— start of Provided entries —
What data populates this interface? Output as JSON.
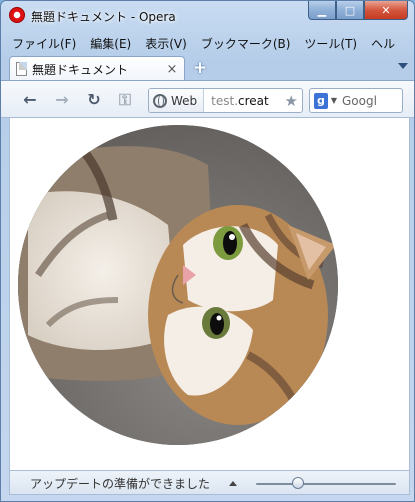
{
  "window": {
    "title": "無題ドキュメント - Opera",
    "minimize_symbol": "▁",
    "maximize_symbol": "□",
    "close_symbol": "✕"
  },
  "menu": {
    "items": [
      {
        "label": "ファイル(F)"
      },
      {
        "label": "編集(E)"
      },
      {
        "label": "表示(V)"
      },
      {
        "label": "ブックマーク(B)"
      },
      {
        "label": "ツール(T)"
      },
      {
        "label": "ヘル"
      }
    ]
  },
  "tabs": {
    "active": {
      "label": "無題ドキュメント",
      "close_symbol": "×"
    },
    "new_tab_symbol": "+"
  },
  "toolbar": {
    "back_symbol": "←",
    "forward_symbol": "→",
    "reload_symbol": "↻",
    "key_symbol": "⚿"
  },
  "address": {
    "badge": "Web",
    "url_prefix": "test.",
    "url_domain": "creat",
    "star_symbol": "★"
  },
  "search": {
    "engine_letter": "g",
    "dropdown_symbol": "▼",
    "value": "Googl"
  },
  "content": {
    "image_subject": "cat-photo-circle"
  },
  "status": {
    "text": "アップデートの準備ができました",
    "zoom_fraction": 0.3
  },
  "colors": {
    "title_bar": "#c9dcf2",
    "close_button": "#c33b22",
    "content_bg": "#ffffff"
  }
}
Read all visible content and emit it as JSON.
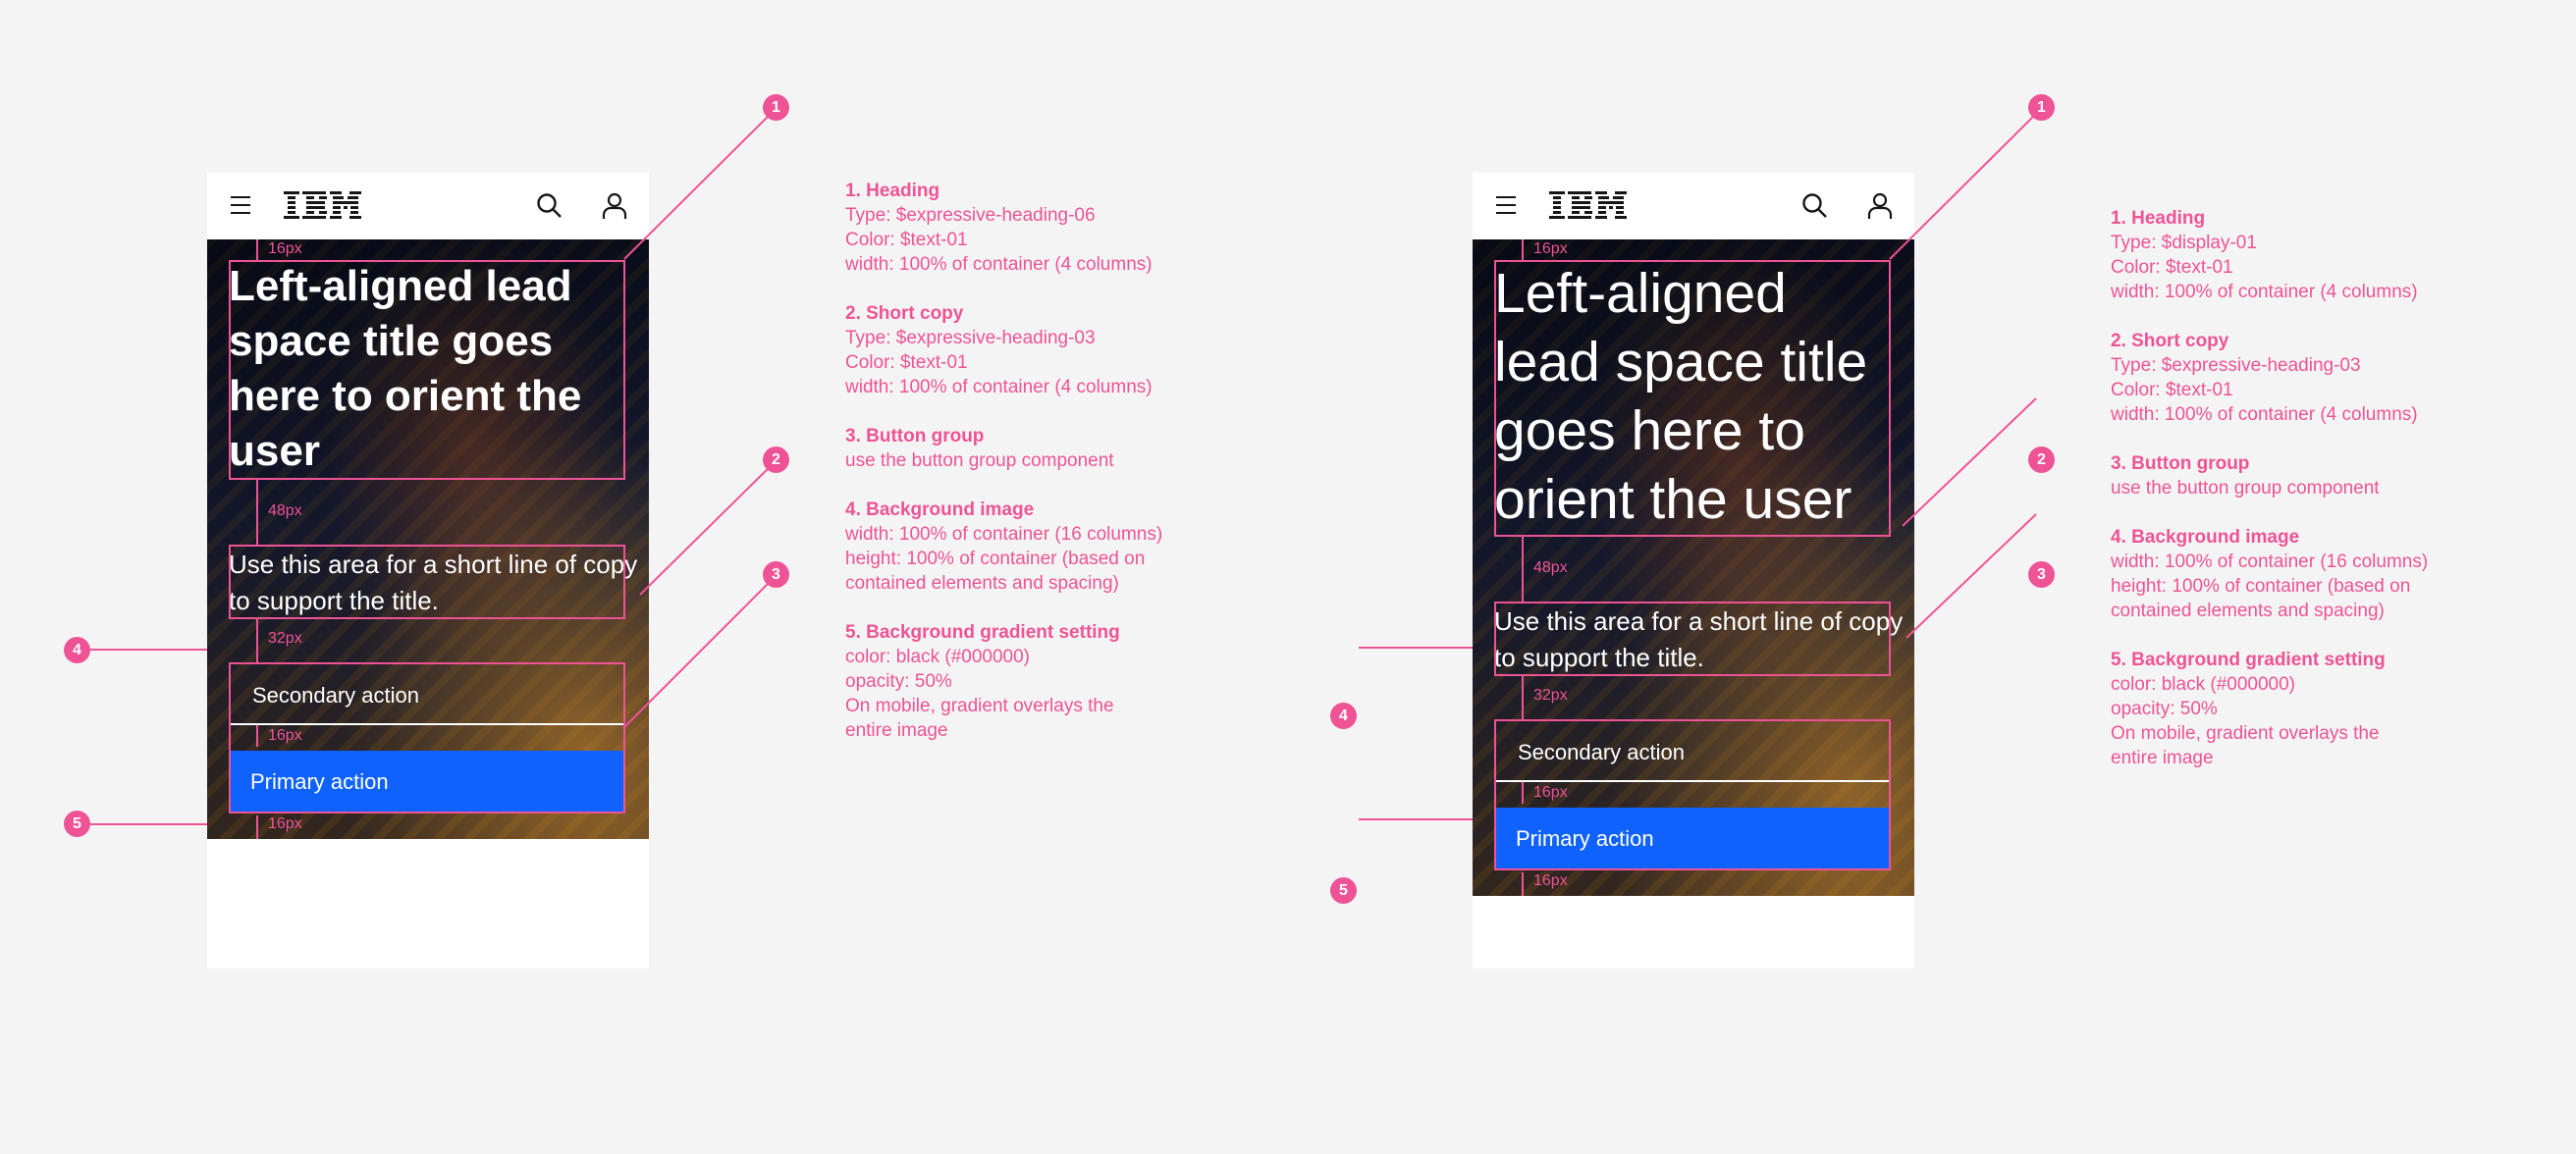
{
  "colors": {
    "annotation": "#ee5396",
    "primary_button": "#0f62fe",
    "background": "#f4f4f4"
  },
  "variants": [
    {
      "logo": "IBM",
      "title": "Left-aligned lead space title goes here to orient the user",
      "copy": "Use this area for a short line of copy to support the title.",
      "secondary_action": "Secondary action",
      "primary_action": "Primary action",
      "spacing": [
        "16px",
        "48px",
        "32px",
        "16px",
        "16px"
      ],
      "notes": [
        {
          "heading": "1. Heading",
          "lines": [
            "Type: $expressive-heading-06",
            "Color: $text-01",
            "width: 100% of container (4 columns)"
          ]
        },
        {
          "heading": "2. Short copy",
          "lines": [
            "Type: $expressive-heading-03",
            "Color: $text-01",
            "width: 100% of container (4 columns)"
          ]
        },
        {
          "heading": "3. Button group",
          "lines": [
            "use the button group component"
          ]
        },
        {
          "heading": "4. Background image",
          "lines": [
            "width: 100% of container (16 columns)",
            "height: 100% of container (based on",
            "contained elements and spacing)"
          ]
        },
        {
          "heading": "5. Background gradient setting",
          "lines": [
            "color: black (#000000)",
            "opacity: 50%",
            "On mobile, gradient overlays the",
            "entire image"
          ]
        }
      ]
    },
    {
      "logo": "IBM",
      "title": "Left-aligned lead space title goes here to orient the user",
      "copy": "Use this area for a short line of copy to support the title.",
      "secondary_action": "Secondary action",
      "primary_action": "Primary action",
      "spacing": [
        "16px",
        "48px",
        "32px",
        "16px",
        "16px"
      ],
      "notes": [
        {
          "heading": "1. Heading",
          "lines": [
            "Type: $display-01",
            "Color: $text-01",
            "width: 100% of container (4 columns)"
          ]
        },
        {
          "heading": "2. Short copy",
          "lines": [
            "Type: $expressive-heading-03",
            "Color: $text-01",
            "width: 100% of container (4 columns)"
          ]
        },
        {
          "heading": "3. Button group",
          "lines": [
            "use the button group component"
          ]
        },
        {
          "heading": "4. Background image",
          "lines": [
            "width: 100% of container (16 columns)",
            "height: 100% of container (based on",
            "contained elements and spacing)"
          ]
        },
        {
          "heading": "5. Background gradient setting",
          "lines": [
            "color: black (#000000)",
            "opacity: 50%",
            "On mobile, gradient overlays the",
            "entire image"
          ]
        }
      ]
    }
  ],
  "badges": [
    "1",
    "2",
    "3",
    "4",
    "5"
  ]
}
— end of Provided entries —
## What is asked
Transcribe all of the records above character for character. Exclude the pictures.

## Solution below
What data populates this interface? Output as JSON.
{
  "window": {
    "title": "無題ドキュメント - Opera",
    "minimize_symbol": "▁",
    "maximize_symbol": "□",
    "close_symbol": "✕"
  },
  "menu": {
    "items": [
      {
        "label": "ファイル(F)"
      },
      {
        "label": "編集(E)"
      },
      {
        "label": "表示(V)"
      },
      {
        "label": "ブックマーク(B)"
      },
      {
        "label": "ツール(T)"
      },
      {
        "label": "ヘル"
      }
    ]
  },
  "tabs": {
    "active": {
      "label": "無題ドキュメント",
      "close_symbol": "×"
    },
    "new_tab_symbol": "+"
  },
  "toolbar": {
    "back_symbol": "←",
    "forward_symbol": "→",
    "reload_symbol": "↻",
    "key_symbol": "⚿"
  },
  "address": {
    "badge": "Web",
    "url_prefix": "test.",
    "url_domain": "creat",
    "star_symbol": "★"
  },
  "search": {
    "engine_letter": "g",
    "dropdown_symbol": "▼",
    "value": "Googl"
  },
  "content": {
    "image_subject": "cat-photo-circle"
  },
  "status": {
    "text": "アップデートの準備ができました",
    "zoom_fraction": 0.3
  },
  "colors": {
    "title_bar": "#c9dcf2",
    "close_button": "#c33b22",
    "content_bg": "#ffffff"
  }
}
Read all visible content and emit it as JSON.
{
  "colors": {
    "annotation": "#ee5396",
    "primary_button": "#0f62fe",
    "background": "#f4f4f4"
  },
  "variants": [
    {
      "logo": "IBM",
      "title": "Left-aligned lead space title goes here to orient the user",
      "copy": "Use this area for a short line of copy to support the title.",
      "secondary_action": "Secondary action",
      "primary_action": "Primary action",
      "spacing": [
        "16px",
        "48px",
        "32px",
        "16px",
        "16px"
      ],
      "notes": [
        {
          "heading": "1. Heading",
          "lines": [
            "Type: $expressive-heading-06",
            "Color: $text-01",
            "width: 100% of container (4 columns)"
          ]
        },
        {
          "heading": "2. Short copy",
          "lines": [
            "Type: $expressive-heading-03",
            "Color: $text-01",
            "width: 100% of container (4 columns)"
          ]
        },
        {
          "heading": "3. Button group",
          "lines": [
            "use the button group component"
          ]
        },
        {
          "heading": "4. Background image",
          "lines": [
            "width: 100% of container (16 columns)",
            "height: 100% of container (based on",
            "contained elements and spacing)"
          ]
        },
        {
          "heading": "5. Background gradient setting",
          "lines": [
            "color: black (#000000)",
            "opacity: 50%",
            "On mobile, gradient overlays the",
            "entire image"
          ]
        }
      ]
    },
    {
      "logo": "IBM",
      "title": "Left-aligned lead space title goes here to orient the user",
      "copy": "Use this area for a short line of copy to support the title.",
      "secondary_action": "Secondary action",
      "primary_action": "Primary action",
      "spacing": [
        "16px",
        "48px",
        "32px",
        "16px",
        "16px"
      ],
      "notes": [
        {
          "heading": "1. Heading",
          "lines": [
            "Type: $display-01",
            "Color: $text-01",
            "width: 100% of container (4 columns)"
          ]
        },
        {
          "heading": "2. Short copy",
          "lines": [
            "Type: $expressive-heading-03",
            "Color: $text-01",
            "width: 100% of container (4 columns)"
          ]
        },
        {
          "heading": "3. Button group",
          "lines": [
            "use the button group component"
          ]
        },
        {
          "heading": "4. Background image",
          "lines": [
            "width: 100% of container (16 columns)",
            "height: 100% of container (based on",
            "contained elements and spacing)"
          ]
        },
        {
          "heading": "5. Background gradient setting",
          "lines": [
            "color: black (#000000)",
            "opacity: 50%",
            "On mobile, gradient overlays the",
            "entire image"
          ]
        }
      ]
    }
  ],
  "badges": [
    "1",
    "2",
    "3",
    "4",
    "5"
  ]
}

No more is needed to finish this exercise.